[What the exercise asks]: Give the number of lines in this listing that contain "Processor", with no other words.

[Stored data entries]

* Start *

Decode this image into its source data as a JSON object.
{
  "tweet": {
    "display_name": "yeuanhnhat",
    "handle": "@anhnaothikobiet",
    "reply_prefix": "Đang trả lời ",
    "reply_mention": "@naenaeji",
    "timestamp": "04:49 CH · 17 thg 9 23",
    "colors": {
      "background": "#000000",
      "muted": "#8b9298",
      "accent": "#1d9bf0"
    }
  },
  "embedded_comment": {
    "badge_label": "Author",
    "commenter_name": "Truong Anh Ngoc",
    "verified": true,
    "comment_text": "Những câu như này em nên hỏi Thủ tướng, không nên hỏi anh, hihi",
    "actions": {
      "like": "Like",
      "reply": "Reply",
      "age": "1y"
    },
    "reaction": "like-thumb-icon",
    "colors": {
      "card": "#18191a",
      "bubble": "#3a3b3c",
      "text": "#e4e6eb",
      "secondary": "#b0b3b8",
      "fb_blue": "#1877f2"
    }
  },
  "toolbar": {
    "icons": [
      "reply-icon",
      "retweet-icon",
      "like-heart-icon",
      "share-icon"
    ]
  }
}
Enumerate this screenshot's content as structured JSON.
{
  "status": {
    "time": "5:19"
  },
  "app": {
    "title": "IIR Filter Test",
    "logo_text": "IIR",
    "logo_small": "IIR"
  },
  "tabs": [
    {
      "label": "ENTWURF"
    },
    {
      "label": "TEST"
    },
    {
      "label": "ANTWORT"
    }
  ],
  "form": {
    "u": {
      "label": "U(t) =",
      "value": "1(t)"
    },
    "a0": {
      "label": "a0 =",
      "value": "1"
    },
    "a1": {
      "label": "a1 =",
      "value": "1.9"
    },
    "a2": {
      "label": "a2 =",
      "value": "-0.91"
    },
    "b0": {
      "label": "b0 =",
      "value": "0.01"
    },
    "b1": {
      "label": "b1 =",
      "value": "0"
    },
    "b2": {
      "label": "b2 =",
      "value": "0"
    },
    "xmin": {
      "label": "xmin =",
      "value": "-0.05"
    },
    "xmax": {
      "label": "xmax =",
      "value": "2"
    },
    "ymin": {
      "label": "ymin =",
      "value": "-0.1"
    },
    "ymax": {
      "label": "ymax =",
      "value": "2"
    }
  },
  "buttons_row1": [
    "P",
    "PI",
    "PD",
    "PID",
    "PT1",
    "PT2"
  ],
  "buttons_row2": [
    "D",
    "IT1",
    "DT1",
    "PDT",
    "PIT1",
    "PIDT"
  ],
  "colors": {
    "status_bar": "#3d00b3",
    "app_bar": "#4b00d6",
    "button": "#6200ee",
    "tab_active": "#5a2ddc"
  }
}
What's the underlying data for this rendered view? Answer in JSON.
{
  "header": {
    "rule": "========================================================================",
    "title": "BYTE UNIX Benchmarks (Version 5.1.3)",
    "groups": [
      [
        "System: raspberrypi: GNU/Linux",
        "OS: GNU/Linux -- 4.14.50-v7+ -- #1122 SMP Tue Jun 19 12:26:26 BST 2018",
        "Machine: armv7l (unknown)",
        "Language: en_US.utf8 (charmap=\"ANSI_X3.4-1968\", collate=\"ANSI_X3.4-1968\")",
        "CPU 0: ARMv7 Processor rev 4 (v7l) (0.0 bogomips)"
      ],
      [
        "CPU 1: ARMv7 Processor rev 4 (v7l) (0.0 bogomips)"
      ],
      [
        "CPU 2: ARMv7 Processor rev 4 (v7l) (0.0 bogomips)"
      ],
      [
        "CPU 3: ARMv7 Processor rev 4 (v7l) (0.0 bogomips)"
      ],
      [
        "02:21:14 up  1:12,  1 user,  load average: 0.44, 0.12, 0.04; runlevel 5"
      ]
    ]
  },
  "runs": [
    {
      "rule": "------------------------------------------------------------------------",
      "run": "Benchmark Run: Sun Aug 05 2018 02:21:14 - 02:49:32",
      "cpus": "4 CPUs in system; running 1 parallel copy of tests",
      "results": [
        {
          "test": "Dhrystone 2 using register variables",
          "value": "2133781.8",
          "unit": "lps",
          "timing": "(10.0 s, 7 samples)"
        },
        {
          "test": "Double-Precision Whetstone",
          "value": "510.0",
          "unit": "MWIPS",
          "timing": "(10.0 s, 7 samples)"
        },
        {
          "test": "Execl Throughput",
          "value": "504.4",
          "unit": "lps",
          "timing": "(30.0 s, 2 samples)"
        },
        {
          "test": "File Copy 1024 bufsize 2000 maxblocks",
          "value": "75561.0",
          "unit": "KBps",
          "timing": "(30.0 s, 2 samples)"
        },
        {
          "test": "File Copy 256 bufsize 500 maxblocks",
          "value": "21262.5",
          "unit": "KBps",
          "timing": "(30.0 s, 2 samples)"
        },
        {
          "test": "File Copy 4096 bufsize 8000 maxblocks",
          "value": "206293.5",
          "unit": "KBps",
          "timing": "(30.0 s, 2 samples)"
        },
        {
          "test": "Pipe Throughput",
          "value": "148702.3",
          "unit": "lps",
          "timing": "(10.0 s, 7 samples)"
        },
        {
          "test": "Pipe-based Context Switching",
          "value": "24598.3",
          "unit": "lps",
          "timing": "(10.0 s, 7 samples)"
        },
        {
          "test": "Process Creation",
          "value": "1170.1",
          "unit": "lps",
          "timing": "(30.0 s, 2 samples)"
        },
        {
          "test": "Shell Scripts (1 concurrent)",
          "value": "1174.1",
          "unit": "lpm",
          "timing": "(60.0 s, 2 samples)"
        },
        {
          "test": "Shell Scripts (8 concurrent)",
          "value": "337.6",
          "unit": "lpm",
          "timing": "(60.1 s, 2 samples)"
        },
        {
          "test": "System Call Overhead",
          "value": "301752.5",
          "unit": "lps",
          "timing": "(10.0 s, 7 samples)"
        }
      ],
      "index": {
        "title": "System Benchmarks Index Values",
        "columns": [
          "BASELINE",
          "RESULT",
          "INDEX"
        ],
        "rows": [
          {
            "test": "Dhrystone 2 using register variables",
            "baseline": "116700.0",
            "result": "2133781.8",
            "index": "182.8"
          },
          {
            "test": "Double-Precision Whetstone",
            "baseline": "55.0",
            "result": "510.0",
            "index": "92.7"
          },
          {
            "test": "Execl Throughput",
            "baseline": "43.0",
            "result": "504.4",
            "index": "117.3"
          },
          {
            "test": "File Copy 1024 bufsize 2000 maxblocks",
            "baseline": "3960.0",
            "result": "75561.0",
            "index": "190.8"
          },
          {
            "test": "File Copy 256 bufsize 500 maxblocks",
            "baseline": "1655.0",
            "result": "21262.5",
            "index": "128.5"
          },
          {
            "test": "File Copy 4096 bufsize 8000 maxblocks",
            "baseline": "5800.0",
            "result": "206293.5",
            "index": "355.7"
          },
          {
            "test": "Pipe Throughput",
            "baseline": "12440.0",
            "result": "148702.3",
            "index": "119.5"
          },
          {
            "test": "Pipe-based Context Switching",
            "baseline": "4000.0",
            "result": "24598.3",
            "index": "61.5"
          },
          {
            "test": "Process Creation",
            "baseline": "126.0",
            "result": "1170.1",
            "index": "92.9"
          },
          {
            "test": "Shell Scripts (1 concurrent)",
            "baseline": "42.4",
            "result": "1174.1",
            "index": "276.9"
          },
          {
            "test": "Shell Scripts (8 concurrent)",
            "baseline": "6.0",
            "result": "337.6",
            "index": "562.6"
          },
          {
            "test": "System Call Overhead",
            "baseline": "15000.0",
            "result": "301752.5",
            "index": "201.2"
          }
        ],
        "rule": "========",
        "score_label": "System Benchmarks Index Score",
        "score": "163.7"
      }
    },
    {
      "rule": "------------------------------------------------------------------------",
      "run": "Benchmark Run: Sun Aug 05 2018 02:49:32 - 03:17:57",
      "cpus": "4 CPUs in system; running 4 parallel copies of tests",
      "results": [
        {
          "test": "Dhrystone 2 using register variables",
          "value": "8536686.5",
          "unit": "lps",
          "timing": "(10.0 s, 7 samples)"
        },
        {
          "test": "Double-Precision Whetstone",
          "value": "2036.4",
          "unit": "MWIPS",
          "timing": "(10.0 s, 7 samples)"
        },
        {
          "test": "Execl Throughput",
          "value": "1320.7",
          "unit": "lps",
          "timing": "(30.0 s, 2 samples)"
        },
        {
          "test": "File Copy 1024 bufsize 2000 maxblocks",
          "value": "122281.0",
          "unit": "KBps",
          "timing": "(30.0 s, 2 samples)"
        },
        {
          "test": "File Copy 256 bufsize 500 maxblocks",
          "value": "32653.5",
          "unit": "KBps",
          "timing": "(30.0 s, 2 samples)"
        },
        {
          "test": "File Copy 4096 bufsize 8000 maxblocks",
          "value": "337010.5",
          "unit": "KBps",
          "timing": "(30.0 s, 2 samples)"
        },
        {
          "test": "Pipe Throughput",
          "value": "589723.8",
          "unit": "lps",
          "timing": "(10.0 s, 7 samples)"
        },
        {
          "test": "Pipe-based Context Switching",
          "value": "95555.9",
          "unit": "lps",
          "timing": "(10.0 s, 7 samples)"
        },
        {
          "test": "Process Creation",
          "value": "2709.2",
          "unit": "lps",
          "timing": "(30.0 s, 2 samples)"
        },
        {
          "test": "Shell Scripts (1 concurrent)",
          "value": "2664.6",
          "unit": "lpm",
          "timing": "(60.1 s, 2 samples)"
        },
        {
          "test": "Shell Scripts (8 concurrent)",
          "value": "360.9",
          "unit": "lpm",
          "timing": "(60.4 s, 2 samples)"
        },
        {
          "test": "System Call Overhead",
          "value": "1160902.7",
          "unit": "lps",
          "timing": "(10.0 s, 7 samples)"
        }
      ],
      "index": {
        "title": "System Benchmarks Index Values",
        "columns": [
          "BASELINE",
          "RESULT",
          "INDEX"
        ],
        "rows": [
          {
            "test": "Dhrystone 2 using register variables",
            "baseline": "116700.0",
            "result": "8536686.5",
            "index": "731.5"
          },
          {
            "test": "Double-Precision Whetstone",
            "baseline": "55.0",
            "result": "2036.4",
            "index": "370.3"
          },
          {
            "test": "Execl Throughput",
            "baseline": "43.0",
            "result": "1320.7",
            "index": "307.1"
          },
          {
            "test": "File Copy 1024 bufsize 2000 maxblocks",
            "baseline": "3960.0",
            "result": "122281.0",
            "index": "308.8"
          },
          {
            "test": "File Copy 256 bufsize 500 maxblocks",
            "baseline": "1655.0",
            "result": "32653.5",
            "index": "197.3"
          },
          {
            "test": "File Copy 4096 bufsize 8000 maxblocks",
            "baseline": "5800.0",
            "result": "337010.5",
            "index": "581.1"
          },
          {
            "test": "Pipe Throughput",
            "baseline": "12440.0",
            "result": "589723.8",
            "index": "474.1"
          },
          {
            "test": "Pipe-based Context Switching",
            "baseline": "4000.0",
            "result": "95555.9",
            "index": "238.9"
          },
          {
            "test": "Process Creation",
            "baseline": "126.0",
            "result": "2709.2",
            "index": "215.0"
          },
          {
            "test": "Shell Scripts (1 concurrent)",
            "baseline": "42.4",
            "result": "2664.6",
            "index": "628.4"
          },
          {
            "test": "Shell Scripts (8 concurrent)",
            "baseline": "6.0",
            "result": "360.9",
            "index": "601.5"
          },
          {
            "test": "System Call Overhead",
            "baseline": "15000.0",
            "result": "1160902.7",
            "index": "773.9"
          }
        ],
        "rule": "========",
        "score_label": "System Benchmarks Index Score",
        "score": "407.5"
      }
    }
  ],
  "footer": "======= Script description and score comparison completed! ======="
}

* End *

[Complete response]: 4